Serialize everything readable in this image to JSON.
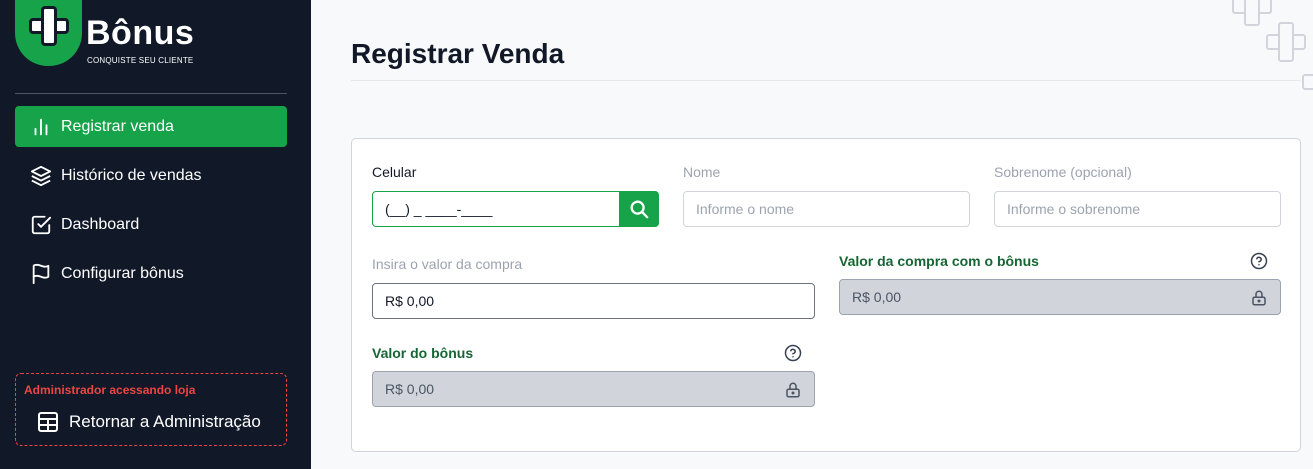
{
  "brand": {
    "title": "Bônus",
    "subtitle": "CONQUISTE SEU CLIENTE",
    "accent": "#16a34a"
  },
  "sidebar": {
    "items": [
      {
        "label": "Registrar venda",
        "icon": "bar-chart-icon",
        "active": true
      },
      {
        "label": "Histórico de vendas",
        "icon": "layers-icon",
        "active": false
      },
      {
        "label": "Dashboard",
        "icon": "checkbox-icon",
        "active": false
      },
      {
        "label": "Configurar bônus",
        "icon": "flag-icon",
        "active": false
      }
    ],
    "admin": {
      "notice": "Administrador acessando loja",
      "button_label": "Retornar a Administração",
      "notice_color": "#ef4444"
    }
  },
  "page": {
    "title": "Registrar Venda"
  },
  "form": {
    "phone": {
      "label": "Celular",
      "value": "(__) _ ____-____"
    },
    "name": {
      "label": "Nome",
      "placeholder": "Informe o nome"
    },
    "surname": {
      "label": "Sobrenome (opcional)",
      "placeholder": "Informe o sobrenome"
    },
    "purchase": {
      "label": "Insira o valor da compra",
      "value": "R$ 0,00"
    },
    "total_with_bonus": {
      "label": "Valor da compra com o bônus",
      "value": "R$ 0,00"
    },
    "bonus": {
      "label": "Valor do bônus",
      "value": "R$ 0,00"
    }
  }
}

What to do —
From the entries above, copy every line containing the word "icon".

Solution to this problem —
        "icon": "bar-chart-icon",
        "icon": "layers-icon",
        "icon": "checkbox-icon",
        "icon": "flag-icon",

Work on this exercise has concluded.